Filter the entries, keeping every line with the word "Měna".

** begin Records for the task **

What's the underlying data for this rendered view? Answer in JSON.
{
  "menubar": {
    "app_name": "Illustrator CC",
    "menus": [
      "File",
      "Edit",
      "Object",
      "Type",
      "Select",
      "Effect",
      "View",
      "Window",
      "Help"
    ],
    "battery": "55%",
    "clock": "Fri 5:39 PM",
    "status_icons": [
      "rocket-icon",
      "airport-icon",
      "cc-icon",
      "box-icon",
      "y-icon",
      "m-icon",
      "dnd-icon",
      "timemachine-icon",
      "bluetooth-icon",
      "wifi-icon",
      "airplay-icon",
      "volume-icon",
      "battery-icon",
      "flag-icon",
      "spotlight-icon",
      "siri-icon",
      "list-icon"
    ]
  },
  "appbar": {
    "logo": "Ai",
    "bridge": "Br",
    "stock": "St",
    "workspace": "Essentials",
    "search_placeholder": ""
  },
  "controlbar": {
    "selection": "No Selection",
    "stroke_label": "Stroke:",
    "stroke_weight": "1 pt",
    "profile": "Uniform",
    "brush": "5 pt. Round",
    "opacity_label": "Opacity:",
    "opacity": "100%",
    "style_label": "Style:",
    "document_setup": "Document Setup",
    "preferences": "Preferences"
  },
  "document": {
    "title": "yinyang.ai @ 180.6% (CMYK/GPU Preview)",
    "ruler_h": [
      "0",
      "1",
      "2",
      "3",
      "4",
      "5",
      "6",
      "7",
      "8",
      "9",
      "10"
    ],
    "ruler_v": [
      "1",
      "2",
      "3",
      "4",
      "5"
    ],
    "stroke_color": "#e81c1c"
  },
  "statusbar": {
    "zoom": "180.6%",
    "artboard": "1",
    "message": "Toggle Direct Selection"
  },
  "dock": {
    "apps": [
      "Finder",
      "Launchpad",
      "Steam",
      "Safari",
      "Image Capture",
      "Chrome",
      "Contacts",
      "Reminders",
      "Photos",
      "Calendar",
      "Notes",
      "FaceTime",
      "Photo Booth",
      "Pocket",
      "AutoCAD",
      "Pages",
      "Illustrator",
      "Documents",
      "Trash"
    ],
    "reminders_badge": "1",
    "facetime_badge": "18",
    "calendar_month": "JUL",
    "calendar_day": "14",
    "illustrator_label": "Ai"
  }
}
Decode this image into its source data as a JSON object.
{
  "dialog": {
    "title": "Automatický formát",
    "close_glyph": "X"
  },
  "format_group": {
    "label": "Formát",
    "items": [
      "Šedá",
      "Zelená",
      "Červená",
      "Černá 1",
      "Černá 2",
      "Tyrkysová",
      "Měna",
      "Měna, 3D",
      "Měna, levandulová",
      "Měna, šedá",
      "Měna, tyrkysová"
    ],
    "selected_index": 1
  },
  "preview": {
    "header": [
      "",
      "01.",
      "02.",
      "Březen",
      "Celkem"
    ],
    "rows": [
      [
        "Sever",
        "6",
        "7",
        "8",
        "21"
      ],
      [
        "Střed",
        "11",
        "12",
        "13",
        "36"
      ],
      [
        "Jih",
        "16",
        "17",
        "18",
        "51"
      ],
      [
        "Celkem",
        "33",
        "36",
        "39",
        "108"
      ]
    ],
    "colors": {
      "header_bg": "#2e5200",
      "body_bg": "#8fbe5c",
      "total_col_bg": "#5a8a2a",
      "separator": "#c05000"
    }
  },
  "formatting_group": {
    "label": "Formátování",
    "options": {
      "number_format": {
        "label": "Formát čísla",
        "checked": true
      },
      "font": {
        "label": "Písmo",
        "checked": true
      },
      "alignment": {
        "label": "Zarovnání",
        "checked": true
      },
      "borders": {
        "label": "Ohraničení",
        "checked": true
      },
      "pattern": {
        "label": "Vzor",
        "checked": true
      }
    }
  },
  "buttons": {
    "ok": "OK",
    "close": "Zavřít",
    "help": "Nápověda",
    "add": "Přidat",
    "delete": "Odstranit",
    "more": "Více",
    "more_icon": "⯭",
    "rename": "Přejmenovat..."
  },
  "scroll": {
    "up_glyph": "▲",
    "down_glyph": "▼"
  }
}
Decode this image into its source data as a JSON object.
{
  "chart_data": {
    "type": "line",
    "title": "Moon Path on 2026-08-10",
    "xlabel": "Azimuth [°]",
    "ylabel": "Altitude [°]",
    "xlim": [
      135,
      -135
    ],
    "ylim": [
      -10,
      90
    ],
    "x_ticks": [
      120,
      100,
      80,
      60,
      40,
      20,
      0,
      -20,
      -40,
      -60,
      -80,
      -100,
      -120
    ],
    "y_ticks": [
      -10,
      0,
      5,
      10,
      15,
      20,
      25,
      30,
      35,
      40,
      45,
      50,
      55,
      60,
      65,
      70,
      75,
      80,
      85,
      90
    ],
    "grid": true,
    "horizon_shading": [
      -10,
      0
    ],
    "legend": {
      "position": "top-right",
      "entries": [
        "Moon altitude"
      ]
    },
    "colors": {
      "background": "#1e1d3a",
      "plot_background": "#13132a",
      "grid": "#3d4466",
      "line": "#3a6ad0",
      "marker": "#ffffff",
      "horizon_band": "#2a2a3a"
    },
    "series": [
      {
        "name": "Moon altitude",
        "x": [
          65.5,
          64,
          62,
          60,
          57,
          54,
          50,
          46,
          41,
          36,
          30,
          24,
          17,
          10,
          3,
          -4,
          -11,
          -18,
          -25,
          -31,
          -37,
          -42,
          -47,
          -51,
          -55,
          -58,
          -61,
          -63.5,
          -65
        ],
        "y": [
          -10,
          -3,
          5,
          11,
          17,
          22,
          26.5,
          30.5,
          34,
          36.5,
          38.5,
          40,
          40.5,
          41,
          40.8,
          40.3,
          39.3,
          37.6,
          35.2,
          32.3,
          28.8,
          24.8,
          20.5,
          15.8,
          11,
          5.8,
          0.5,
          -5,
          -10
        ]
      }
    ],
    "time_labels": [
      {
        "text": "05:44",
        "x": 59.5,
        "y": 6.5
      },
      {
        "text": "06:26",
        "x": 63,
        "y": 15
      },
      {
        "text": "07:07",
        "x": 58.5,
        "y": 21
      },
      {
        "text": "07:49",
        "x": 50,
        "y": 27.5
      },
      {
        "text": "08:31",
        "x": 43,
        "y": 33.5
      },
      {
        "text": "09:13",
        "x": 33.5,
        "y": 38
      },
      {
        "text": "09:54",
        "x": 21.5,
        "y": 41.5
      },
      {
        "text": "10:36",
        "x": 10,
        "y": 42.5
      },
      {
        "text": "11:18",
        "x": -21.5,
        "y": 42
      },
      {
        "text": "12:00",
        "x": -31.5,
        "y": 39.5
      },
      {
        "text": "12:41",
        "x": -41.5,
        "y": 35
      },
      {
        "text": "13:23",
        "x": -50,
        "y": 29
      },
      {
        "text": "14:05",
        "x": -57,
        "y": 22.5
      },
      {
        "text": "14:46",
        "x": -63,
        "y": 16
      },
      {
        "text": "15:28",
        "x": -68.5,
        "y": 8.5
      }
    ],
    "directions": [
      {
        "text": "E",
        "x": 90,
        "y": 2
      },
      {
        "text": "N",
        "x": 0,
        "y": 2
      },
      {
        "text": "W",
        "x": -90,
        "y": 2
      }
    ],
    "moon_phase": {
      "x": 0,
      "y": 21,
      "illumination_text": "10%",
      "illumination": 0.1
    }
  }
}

** end Records for the task **

**Response:**
      "Měna",
      "Měna, 3D",
      "Měna, levandulová",
      "Měna, šedá",
      "Měna, tyrkysová"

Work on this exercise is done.